Work to do: Return the records that follow, matching each one exactly.

Data supplied:
══════════
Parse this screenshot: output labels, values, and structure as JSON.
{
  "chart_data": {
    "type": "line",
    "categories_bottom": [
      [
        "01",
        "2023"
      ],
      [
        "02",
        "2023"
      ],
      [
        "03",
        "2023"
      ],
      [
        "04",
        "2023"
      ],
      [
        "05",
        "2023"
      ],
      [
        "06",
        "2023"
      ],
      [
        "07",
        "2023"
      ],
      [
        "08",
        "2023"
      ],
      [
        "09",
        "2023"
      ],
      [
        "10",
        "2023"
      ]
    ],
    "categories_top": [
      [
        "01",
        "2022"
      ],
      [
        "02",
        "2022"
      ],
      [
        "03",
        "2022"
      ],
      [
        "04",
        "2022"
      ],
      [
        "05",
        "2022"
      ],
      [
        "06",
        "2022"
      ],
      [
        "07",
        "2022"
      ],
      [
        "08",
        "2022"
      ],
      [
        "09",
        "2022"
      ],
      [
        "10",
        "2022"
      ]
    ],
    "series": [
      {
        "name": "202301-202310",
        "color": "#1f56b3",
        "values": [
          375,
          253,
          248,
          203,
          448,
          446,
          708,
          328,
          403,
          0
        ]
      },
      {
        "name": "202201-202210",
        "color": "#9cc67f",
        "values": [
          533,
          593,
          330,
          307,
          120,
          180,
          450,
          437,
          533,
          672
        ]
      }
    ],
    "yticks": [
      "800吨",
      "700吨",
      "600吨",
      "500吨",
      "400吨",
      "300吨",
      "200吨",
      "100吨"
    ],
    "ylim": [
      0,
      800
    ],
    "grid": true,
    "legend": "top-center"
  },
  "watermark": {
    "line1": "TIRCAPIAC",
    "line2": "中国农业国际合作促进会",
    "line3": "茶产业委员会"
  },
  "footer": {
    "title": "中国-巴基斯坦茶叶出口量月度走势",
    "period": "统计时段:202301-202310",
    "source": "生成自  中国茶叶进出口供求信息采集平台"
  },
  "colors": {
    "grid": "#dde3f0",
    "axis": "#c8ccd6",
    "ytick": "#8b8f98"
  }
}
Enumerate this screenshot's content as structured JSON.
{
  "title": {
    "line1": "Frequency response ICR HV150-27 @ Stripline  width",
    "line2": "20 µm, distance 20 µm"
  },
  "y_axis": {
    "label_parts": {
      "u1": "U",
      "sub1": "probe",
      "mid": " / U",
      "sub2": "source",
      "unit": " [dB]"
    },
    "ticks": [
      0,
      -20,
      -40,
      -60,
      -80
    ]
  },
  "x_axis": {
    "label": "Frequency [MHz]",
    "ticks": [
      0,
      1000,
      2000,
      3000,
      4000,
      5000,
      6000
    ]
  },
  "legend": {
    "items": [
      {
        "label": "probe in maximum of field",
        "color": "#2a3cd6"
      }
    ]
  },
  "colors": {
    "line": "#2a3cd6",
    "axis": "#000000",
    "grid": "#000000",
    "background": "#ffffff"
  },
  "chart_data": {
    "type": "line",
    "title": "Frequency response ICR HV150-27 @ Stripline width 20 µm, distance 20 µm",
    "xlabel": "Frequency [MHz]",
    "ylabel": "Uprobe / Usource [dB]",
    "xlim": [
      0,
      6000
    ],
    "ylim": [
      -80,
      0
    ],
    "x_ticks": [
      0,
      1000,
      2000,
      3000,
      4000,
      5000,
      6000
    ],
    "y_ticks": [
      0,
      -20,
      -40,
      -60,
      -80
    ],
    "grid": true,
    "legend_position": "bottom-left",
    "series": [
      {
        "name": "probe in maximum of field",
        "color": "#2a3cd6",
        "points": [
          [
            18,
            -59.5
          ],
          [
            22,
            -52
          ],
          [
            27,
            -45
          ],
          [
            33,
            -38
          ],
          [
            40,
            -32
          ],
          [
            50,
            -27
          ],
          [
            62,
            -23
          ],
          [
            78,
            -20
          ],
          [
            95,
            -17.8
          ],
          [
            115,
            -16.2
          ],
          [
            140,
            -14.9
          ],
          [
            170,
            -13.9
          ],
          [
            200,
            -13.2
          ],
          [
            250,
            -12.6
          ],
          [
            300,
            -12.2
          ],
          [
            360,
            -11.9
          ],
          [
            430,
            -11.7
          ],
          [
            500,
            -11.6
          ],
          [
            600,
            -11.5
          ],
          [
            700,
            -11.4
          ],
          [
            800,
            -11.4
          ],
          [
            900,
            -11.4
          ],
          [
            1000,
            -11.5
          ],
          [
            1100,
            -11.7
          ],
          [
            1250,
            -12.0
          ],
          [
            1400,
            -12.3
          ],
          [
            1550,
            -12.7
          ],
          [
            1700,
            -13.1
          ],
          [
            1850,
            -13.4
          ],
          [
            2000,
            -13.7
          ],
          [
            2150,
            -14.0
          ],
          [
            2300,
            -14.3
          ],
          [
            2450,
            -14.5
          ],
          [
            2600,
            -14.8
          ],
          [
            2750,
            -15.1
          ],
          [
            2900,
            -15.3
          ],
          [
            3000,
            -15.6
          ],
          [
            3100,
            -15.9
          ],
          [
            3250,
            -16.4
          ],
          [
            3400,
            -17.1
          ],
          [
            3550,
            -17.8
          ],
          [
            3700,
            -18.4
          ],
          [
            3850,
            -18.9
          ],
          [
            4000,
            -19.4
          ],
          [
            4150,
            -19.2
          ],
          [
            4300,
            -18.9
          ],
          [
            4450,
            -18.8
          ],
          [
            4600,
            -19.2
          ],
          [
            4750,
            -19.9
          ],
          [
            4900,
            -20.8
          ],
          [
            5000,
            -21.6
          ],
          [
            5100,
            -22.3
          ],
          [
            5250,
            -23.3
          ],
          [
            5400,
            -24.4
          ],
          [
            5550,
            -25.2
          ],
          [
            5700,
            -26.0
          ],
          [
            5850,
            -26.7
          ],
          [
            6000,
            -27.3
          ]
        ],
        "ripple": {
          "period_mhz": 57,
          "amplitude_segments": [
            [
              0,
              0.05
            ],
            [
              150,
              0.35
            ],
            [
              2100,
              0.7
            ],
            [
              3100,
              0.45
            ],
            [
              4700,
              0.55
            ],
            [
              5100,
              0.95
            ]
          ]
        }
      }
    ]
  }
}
══════════
Complete output:
Parse this screenshot: output labels, values, and structure as JSON.
{
  "chart_data": {
    "type": "line",
    "categories_bottom": [
      [
        "01",
        "2023"
      ],
      [
        "02",
        "2023"
      ],
      [
        "03",
        "2023"
      ],
      [
        "04",
        "2023"
      ],
      [
        "05",
        "2023"
      ],
      [
        "06",
        "2023"
      ],
      [
        "07",
        "2023"
      ],
      [
        "08",
        "2023"
      ],
      [
        "09",
        "2023"
      ],
      [
        "10",
        "2023"
      ]
    ],
    "categories_top": [
      [
        "01",
        "2022"
      ],
      [
        "02",
        "2022"
      ],
      [
        "03",
        "2022"
      ],
      [
        "04",
        "2022"
      ],
      [
        "05",
        "2022"
      ],
      [
        "06",
        "2022"
      ],
      [
        "07",
        "2022"
      ],
      [
        "08",
        "2022"
      ],
      [
        "09",
        "2022"
      ],
      [
        "10",
        "2022"
      ]
    ],
    "series": [
      {
        "name": "202301-202310",
        "color": "#1f56b3",
        "values": [
          375,
          253,
          248,
          203,
          448,
          446,
          708,
          328,
          403,
          0
        ]
      },
      {
        "name": "202201-202210",
        "color": "#9cc67f",
        "values": [
          533,
          593,
          330,
          307,
          120,
          180,
          450,
          437,
          533,
          672
        ]
      }
    ],
    "yticks": [
      "800吨",
      "700吨",
      "600吨",
      "500吨",
      "400吨",
      "300吨",
      "200吨",
      "100吨"
    ],
    "ylim": [
      0,
      800
    ],
    "grid": true,
    "legend": "top-center"
  },
  "watermark": {
    "line1": "TIRCAPIAC",
    "line2": "中国农业国际合作促进会",
    "line3": "茶产业委员会"
  },
  "footer": {
    "title": "中国-巴基斯坦茶叶出口量月度走势",
    "period": "统计时段:202301-202310",
    "source": "生成自  中国茶叶进出口供求信息采集平台"
  },
  "colors": {
    "grid": "#dde3f0",
    "axis": "#c8ccd6",
    "ytick": "#8b8f98"
  }
}
Enumerate this screenshot's content as structured JSON.
{
  "title": {
    "line1": "Frequency response ICR HV150-27 @ Stripline  width",
    "line2": "20 µm, distance 20 µm"
  },
  "y_axis": {
    "label_parts": {
      "u1": "U",
      "sub1": "probe",
      "mid": " / U",
      "sub2": "source",
      "unit": " [dB]"
    },
    "ticks": [
      0,
      -20,
      -40,
      -60,
      -80
    ]
  },
  "x_axis": {
    "label": "Frequency [MHz]",
    "ticks": [
      0,
      1000,
      2000,
      3000,
      4000,
      5000,
      6000
    ]
  },
  "legend": {
    "items": [
      {
        "label": "probe in maximum of field",
        "color": "#2a3cd6"
      }
    ]
  },
  "colors": {
    "line": "#2a3cd6",
    "axis": "#000000",
    "grid": "#000000",
    "background": "#ffffff"
  },
  "chart_data": {
    "type": "line",
    "title": "Frequency response ICR HV150-27 @ Stripline width 20 µm, distance 20 µm",
    "xlabel": "Frequency [MHz]",
    "ylabel": "Uprobe / Usource [dB]",
    "xlim": [
      0,
      6000
    ],
    "ylim": [
      -80,
      0
    ],
    "x_ticks": [
      0,
      1000,
      2000,
      3000,
      4000,
      5000,
      6000
    ],
    "y_ticks": [
      0,
      -20,
      -40,
      -60,
      -80
    ],
    "grid": true,
    "legend_position": "bottom-left",
    "series": [
      {
        "name": "probe in maximum of field",
        "color": "#2a3cd6",
        "points": [
          [
            18,
            -59.5
          ],
          [
            22,
            -52
          ],
          [
            27,
            -45
          ],
          [
            33,
            -38
          ],
          [
            40,
            -32
          ],
          [
            50,
            -27
          ],
          [
            62,
            -23
          ],
          [
            78,
            -20
          ],
          [
            95,
            -17.8
          ],
          [
            115,
            -16.2
          ],
          [
            140,
            -14.9
          ],
          [
            170,
            -13.9
          ],
          [
            200,
            -13.2
          ],
          [
            250,
            -12.6
          ],
          [
            300,
            -12.2
          ],
          [
            360,
            -11.9
          ],
          [
            430,
            -11.7
          ],
          [
            500,
            -11.6
          ],
          [
            600,
            -11.5
          ],
          [
            700,
            -11.4
          ],
          [
            800,
            -11.4
          ],
          [
            900,
            -11.4
          ],
          [
            1000,
            -11.5
          ],
          [
            1100,
            -11.7
          ],
          [
            1250,
            -12.0
          ],
          [
            1400,
            -12.3
          ],
          [
            1550,
            -12.7
          ],
          [
            1700,
            -13.1
          ],
          [
            1850,
            -13.4
          ],
          [
            2000,
            -13.7
          ],
          [
            2150,
            -14.0
          ],
          [
            2300,
            -14.3
          ],
          [
            2450,
            -14.5
          ],
          [
            2600,
            -14.8
          ],
          [
            2750,
            -15.1
          ],
          [
            2900,
            -15.3
          ],
          [
            3000,
            -15.6
          ],
          [
            3100,
            -15.9
          ],
          [
            3250,
            -16.4
          ],
          [
            3400,
            -17.1
          ],
          [
            3550,
            -17.8
          ],
          [
            3700,
            -18.4
          ],
          [
            3850,
            -18.9
          ],
          [
            4000,
            -19.4
          ],
          [
            4150,
            -19.2
          ],
          [
            4300,
            -18.9
          ],
          [
            4450,
            -18.8
          ],
          [
            4600,
            -19.2
          ],
          [
            4750,
            -19.9
          ],
          [
            4900,
            -20.8
          ],
          [
            5000,
            -21.6
          ],
          [
            5100,
            -22.3
          ],
          [
            5250,
            -23.3
          ],
          [
            5400,
            -24.4
          ],
          [
            5550,
            -25.2
          ],
          [
            5700,
            -26.0
          ],
          [
            5850,
            -26.7
          ],
          [
            6000,
            -27.3
          ]
        ],
        "ripple": {
          "period_mhz": 57,
          "amplitude_segments": [
            [
              0,
              0.05
            ],
            [
              150,
              0.35
            ],
            [
              2100,
              0.7
            ],
            [
              3100,
              0.45
            ],
            [
              4700,
              0.55
            ],
            [
              5100,
              0.95
            ]
          ]
        }
      }
    ]
  }
}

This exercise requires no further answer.